▸ WORK ORDER
Quote the passage from the article on Hong Kong's human trafficking ranking between "Hong Kong losing" and "its global assessment.", inclusive.

▸ PASSAGE PROVIDED
Hong Kong losing the fight against human trafficking, US report finds
City downgraded in latest global rankings, placing it alongside Afghanistan and Thailand
Hong Kong has failed to improve its ability to combat human trafficking, according to a United States government report, which downgraded the SAR’s position in its global assessment.
The city’s rating was lowered to the Tier 2 Watch List - one rank away from the worst offenders - in the latest annual Trafficking in Persons (TIP) report.
Hong Kong’s efforts are considered to be on par with Thailand, which was upgraded from Tier 3, and Afghanistan and Uzbekistan, with poor human rights records, signalling these countries were doing the bare minimum. Hong Kong was last downgraded in 2009 to Tier 2 from Tier 1, the highest ranking, underscoring its slow decline in recent years.

▸ STORED DATA

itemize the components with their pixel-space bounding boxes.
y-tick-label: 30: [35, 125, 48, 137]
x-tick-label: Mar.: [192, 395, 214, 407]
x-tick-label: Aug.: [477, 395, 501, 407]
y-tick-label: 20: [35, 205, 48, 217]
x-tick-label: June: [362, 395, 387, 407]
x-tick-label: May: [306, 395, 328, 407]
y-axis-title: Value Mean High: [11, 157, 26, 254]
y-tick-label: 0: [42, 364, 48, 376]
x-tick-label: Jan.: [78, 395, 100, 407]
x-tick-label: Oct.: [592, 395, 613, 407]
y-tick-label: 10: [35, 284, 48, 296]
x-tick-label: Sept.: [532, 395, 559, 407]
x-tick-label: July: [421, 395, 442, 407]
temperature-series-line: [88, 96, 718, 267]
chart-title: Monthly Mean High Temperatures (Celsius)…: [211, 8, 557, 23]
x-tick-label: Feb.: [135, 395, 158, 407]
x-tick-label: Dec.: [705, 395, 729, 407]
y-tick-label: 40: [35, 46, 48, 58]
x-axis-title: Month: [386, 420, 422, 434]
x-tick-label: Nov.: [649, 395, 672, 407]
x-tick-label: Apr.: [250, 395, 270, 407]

▸ TASK RESULT
Hong Kong losing the fight against human trafficking, US report finds
City downgraded in latest global rankings, placing it alongside Afghanistan and Thailand
Hong Kong has failed to improve its ability to combat human trafficking, according to a United States government report, which downgraded the SAR’s position in its global assessment.